What to work on:
Each entry below is to be transcribed exactly.

--- Material shown ---

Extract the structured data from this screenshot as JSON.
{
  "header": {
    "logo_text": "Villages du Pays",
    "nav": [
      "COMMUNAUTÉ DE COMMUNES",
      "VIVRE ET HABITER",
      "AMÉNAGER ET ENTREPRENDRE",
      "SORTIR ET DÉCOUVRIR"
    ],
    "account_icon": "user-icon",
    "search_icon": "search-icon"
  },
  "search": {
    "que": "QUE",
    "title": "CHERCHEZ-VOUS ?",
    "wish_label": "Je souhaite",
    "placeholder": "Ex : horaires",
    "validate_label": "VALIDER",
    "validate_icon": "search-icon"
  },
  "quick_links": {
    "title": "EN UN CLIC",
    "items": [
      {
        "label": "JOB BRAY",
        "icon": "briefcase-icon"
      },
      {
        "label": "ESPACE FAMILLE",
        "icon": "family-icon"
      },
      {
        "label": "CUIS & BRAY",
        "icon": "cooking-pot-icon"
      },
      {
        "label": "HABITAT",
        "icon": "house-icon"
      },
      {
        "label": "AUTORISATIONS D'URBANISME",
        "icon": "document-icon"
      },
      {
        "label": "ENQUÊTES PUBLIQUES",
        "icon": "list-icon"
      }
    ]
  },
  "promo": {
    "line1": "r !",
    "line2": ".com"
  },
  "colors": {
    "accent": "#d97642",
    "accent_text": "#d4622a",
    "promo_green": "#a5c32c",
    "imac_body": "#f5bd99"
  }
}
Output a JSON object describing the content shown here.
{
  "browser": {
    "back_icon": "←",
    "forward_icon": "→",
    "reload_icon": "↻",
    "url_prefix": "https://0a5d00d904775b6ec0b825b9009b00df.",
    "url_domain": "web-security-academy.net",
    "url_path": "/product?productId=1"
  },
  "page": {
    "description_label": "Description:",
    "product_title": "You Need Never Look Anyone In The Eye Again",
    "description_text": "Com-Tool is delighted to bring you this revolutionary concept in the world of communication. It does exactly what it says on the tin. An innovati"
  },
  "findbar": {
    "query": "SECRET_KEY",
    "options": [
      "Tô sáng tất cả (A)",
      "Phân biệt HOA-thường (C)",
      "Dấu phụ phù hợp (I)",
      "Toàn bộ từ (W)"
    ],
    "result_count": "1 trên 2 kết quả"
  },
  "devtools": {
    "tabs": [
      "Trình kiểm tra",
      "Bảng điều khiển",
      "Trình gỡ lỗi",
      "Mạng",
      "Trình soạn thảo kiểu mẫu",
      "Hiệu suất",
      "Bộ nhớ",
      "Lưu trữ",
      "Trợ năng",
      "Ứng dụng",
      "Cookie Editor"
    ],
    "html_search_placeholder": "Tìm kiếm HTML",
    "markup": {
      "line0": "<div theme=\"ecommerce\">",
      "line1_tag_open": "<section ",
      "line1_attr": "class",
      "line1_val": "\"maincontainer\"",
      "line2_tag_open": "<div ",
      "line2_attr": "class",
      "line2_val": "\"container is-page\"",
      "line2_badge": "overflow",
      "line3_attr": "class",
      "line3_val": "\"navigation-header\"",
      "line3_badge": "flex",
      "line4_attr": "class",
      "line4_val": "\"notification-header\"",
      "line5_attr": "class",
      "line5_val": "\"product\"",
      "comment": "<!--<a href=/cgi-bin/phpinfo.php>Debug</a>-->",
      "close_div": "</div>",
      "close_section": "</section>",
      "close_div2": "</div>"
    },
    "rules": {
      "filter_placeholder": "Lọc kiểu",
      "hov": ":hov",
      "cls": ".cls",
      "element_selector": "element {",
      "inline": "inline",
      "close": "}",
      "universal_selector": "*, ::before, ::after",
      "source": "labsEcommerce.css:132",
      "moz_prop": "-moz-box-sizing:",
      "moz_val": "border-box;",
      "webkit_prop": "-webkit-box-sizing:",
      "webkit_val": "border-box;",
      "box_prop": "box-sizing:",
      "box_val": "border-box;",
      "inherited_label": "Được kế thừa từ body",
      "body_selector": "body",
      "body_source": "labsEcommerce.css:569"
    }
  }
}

---

Answer for this exercise:
Extract the structured data from this screenshot as JSON.
{
  "header": {
    "logo_text": "Villages du Pays",
    "nav": [
      "COMMUNAUTÉ DE COMMUNES",
      "VIVRE ET HABITER",
      "AMÉNAGER ET ENTREPRENDRE",
      "SORTIR ET DÉCOUVRIR"
    ],
    "account_icon": "user-icon",
    "search_icon": "search-icon"
  },
  "search": {
    "que": "QUE",
    "title": "CHERCHEZ-VOUS ?",
    "wish_label": "Je souhaite",
    "placeholder": "Ex : horaires",
    "validate_label": "VALIDER",
    "validate_icon": "search-icon"
  },
  "quick_links": {
    "title": "EN UN CLIC",
    "items": [
      {
        "label": "JOB BRAY",
        "icon": "briefcase-icon"
      },
      {
        "label": "ESPACE FAMILLE",
        "icon": "family-icon"
      },
      {
        "label": "CUIS & BRAY",
        "icon": "cooking-pot-icon"
      },
      {
        "label": "HABITAT",
        "icon": "house-icon"
      },
      {
        "label": "AUTORISATIONS D'URBANISME",
        "icon": "document-icon"
      },
      {
        "label": "ENQUÊTES PUBLIQUES",
        "icon": "list-icon"
      }
    ]
  },
  "promo": {
    "line1": "r !",
    "line2": ".com"
  },
  "colors": {
    "accent": "#d97642",
    "accent_text": "#d4622a",
    "promo_green": "#a5c32c",
    "imac_body": "#f5bd99"
  }
}
Output a JSON object describing the content shown here.
{
  "browser": {
    "back_icon": "←",
    "forward_icon": "→",
    "reload_icon": "↻",
    "url_prefix": "https://0a5d00d904775b6ec0b825b9009b00df.",
    "url_domain": "web-security-academy.net",
    "url_path": "/product?productId=1"
  },
  "page": {
    "description_label": "Description:",
    "product_title": "You Need Never Look Anyone In The Eye Again",
    "description_text": "Com-Tool is delighted to bring you this revolutionary concept in the world of communication. It does exactly what it says on the tin. An innovati"
  },
  "findbar": {
    "query": "SECRET_KEY",
    "options": [
      "Tô sáng tất cả (A)",
      "Phân biệt HOA-thường (C)",
      "Dấu phụ phù hợp (I)",
      "Toàn bộ từ (W)"
    ],
    "result_count": "1 trên 2 kết quả"
  },
  "devtools": {
    "tabs": [
      "Trình kiểm tra",
      "Bảng điều khiển",
      "Trình gỡ lỗi",
      "Mạng",
      "Trình soạn thảo kiểu mẫu",
      "Hiệu suất",
      "Bộ nhớ",
      "Lưu trữ",
      "Trợ năng",
      "Ứng dụng",
      "Cookie Editor"
    ],
    "html_search_placeholder": "Tìm kiếm HTML",
    "markup": {
      "line0": "<div theme=\"ecommerce\">",
      "line1_tag_open": "<section ",
      "line1_attr": "class",
      "line1_val": "\"maincontainer\"",
      "line2_tag_open": "<div ",
      "line2_attr": "class",
      "line2_val": "\"container is-page\"",
      "line2_badge": "overflow",
      "line3_attr": "class",
      "line3_val": "\"navigation-header\"",
      "line3_badge": "flex",
      "line4_attr": "class",
      "line4_val": "\"notification-header\"",
      "line5_attr": "class",
      "line5_val": "\"product\"",
      "comment": "<!--<a href=/cgi-bin/phpinfo.php>Debug</a>-->",
      "close_div": "</div>",
      "close_section": "</section>",
      "close_div2": "</div>"
    },
    "rules": {
      "filter_placeholder": "Lọc kiểu",
      "hov": ":hov",
      "cls": ".cls",
      "element_selector": "element {",
      "inline": "inline",
      "close": "}",
      "universal_selector": "*, ::before, ::after",
      "source": "labsEcommerce.css:132",
      "moz_prop": "-moz-box-sizing:",
      "moz_val": "border-box;",
      "webkit_prop": "-webkit-box-sizing:",
      "webkit_val": "border-box;",
      "box_prop": "box-sizing:",
      "box_val": "border-box;",
      "inherited_label": "Được kế thừa từ body",
      "body_selector": "body",
      "body_source": "labsEcommerce.css:569"
    }
  }
}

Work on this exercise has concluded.